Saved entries

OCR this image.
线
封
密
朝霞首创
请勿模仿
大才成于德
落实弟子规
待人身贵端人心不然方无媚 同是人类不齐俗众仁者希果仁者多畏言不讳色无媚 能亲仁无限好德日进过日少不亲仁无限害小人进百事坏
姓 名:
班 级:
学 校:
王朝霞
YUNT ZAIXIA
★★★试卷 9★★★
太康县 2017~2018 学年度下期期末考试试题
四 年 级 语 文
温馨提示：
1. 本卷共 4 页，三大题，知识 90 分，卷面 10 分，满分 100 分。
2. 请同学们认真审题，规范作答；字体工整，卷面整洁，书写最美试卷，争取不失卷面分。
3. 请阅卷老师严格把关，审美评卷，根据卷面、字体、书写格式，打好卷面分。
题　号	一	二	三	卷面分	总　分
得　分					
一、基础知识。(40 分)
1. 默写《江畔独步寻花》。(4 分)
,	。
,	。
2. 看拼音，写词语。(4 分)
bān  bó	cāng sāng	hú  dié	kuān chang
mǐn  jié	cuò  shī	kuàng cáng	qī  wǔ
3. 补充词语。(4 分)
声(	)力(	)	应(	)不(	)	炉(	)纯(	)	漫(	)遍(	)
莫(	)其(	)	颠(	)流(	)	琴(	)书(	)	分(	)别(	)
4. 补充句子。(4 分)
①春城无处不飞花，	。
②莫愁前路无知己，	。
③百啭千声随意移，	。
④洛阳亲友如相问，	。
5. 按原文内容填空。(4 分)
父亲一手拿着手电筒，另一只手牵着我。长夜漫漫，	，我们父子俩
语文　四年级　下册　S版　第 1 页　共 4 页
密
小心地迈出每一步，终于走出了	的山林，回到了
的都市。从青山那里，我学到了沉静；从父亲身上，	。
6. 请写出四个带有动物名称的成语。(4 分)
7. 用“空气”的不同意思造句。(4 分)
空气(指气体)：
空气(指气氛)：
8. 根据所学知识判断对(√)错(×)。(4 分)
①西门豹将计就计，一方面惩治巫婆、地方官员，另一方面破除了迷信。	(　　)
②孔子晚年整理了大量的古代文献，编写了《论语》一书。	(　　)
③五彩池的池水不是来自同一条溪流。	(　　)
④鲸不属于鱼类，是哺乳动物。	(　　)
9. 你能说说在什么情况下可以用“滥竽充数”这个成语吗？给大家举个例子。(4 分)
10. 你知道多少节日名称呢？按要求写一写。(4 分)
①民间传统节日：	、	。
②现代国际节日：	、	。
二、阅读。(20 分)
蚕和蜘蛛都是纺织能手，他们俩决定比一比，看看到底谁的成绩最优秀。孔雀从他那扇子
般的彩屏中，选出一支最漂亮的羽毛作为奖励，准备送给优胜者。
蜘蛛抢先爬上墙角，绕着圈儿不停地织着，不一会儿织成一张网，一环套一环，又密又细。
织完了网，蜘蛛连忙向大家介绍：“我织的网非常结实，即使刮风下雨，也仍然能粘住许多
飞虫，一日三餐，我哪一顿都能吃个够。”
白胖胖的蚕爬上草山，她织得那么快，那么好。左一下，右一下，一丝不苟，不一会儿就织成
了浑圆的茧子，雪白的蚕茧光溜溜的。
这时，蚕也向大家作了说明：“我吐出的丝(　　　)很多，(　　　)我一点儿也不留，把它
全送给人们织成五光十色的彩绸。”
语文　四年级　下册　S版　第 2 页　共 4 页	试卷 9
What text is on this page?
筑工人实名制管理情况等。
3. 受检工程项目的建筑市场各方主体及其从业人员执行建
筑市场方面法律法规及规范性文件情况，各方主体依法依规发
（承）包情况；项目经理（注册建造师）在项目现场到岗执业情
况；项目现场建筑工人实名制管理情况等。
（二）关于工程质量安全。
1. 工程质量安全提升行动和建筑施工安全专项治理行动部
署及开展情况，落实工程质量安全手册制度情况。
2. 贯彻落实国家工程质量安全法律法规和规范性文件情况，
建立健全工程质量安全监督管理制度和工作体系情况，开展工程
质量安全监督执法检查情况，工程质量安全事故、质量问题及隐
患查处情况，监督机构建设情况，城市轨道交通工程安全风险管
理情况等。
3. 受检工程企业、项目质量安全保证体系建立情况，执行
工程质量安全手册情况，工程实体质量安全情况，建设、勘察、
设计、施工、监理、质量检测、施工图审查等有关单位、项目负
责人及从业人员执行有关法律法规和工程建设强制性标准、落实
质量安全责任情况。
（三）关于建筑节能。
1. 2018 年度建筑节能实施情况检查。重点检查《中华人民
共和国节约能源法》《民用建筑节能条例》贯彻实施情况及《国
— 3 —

### Task goal
Type out the whole listing above again, exactly as it stands.

### Result
OCR this image.
线
封
密
朝霞首创
请勿模仿
大才成于德
落实弟子规
待人身贵端人心不然方无媚 同是人类不齐俗众仁者希果仁者多畏言不讳色无媚 能亲仁无限好德日进过日少不亲仁无限害小人进百事坏
姓 名:
班 级:
学 校:
王朝霞
YUNT ZAIXIA
★★★试卷 9★★★
太康县 2017~2018 学年度下期期末考试试题
四 年 级 语 文
温馨提示：
1. 本卷共 4 页，三大题，知识 90 分，卷面 10 分，满分 100 分。
2. 请同学们认真审题，规范作答；字体工整，卷面整洁，书写最美试卷，争取不失卷面分。
3. 请阅卷老师严格把关，审美评卷，根据卷面、字体、书写格式，打好卷面分。
题　号	一	二	三	卷面分	总　分
得　分					
一、基础知识。(40 分)
1. 默写《江畔独步寻花》。(4 分)
,	。
,	。
2. 看拼音，写词语。(4 分)
bān  bó	cāng sāng	hú  dié	kuān chang
mǐn  jié	cuò  shī	kuàng cáng	qī  wǔ
3. 补充词语。(4 分)
声(	)力(	)	应(	)不(	)	炉(	)纯(	)	漫(	)遍(	)
莫(	)其(	)	颠(	)流(	)	琴(	)书(	)	分(	)别(	)
4. 补充句子。(4 分)
①春城无处不飞花，	。
②莫愁前路无知己，	。
③百啭千声随意移，	。
④洛阳亲友如相问，	。
5. 按原文内容填空。(4 分)
父亲一手拿着手电筒，另一只手牵着我。长夜漫漫，	，我们父子俩
语文　四年级　下册　S版　第 1 页　共 4 页
密
小心地迈出每一步，终于走出了	的山林，回到了
的都市。从青山那里，我学到了沉静；从父亲身上，	。
6. 请写出四个带有动物名称的成语。(4 分)
7. 用“空气”的不同意思造句。(4 分)
空气(指气体)：
空气(指气氛)：
8. 根据所学知识判断对(√)错(×)。(4 分)
①西门豹将计就计，一方面惩治巫婆、地方官员，另一方面破除了迷信。	(　　)
②孔子晚年整理了大量的古代文献，编写了《论语》一书。	(　　)
③五彩池的池水不是来自同一条溪流。	(　　)
④鲸不属于鱼类，是哺乳动物。	(　　)
9. 你能说说在什么情况下可以用“滥竽充数”这个成语吗？给大家举个例子。(4 分)
10. 你知道多少节日名称呢？按要求写一写。(4 分)
①民间传统节日：	、	。
②现代国际节日：	、	。
二、阅读。(20 分)
蚕和蜘蛛都是纺织能手，他们俩决定比一比，看看到底谁的成绩最优秀。孔雀从他那扇子
般的彩屏中，选出一支最漂亮的羽毛作为奖励，准备送给优胜者。
蜘蛛抢先爬上墙角，绕着圈儿不停地织着，不一会儿织成一张网，一环套一环，又密又细。
织完了网，蜘蛛连忙向大家介绍：“我织的网非常结实，即使刮风下雨，也仍然能粘住许多
飞虫，一日三餐，我哪一顿都能吃个够。”
白胖胖的蚕爬上草山，她织得那么快，那么好。左一下，右一下，一丝不苟，不一会儿就织成
了浑圆的茧子，雪白的蚕茧光溜溜的。
这时，蚕也向大家作了说明：“我吐出的丝(　　　)很多，(　　　)我一点儿也不留，把它
全送给人们织成五光十色的彩绸。”
语文　四年级　下册　S版　第 2 页　共 4 页	试卷 9
What text is on this page?
筑工人实名制管理情况等。
3. 受检工程项目的建筑市场各方主体及其从业人员执行建
筑市场方面法律法规及规范性文件情况，各方主体依法依规发
（承）包情况；项目经理（注册建造师）在项目现场到岗执业情
况；项目现场建筑工人实名制管理情况等。
（二）关于工程质量安全。
1. 工程质量安全提升行动和建筑施工安全专项治理行动部
署及开展情况，落实工程质量安全手册制度情况。
2. 贯彻落实国家工程质量安全法律法规和规范性文件情况，
建立健全工程质量安全监督管理制度和工作体系情况，开展工程
质量安全监督执法检查情况，工程质量安全事故、质量问题及隐
患查处情况，监督机构建设情况，城市轨道交通工程安全风险管
理情况等。
3. 受检工程企业、项目质量安全保证体系建立情况，执行
工程质量安全手册情况，工程实体质量安全情况，建设、勘察、
设计、施工、监理、质量检测、施工图审查等有关单位、项目负
责人及从业人员执行有关法律法规和工程建设强制性标准、落实
质量安全责任情况。
（三）关于建筑节能。
1. 2018 年度建筑节能实施情况检查。重点检查《中华人民
共和国节约能源法》《民用建筑节能条例》贯彻实施情况及《国
— 3 —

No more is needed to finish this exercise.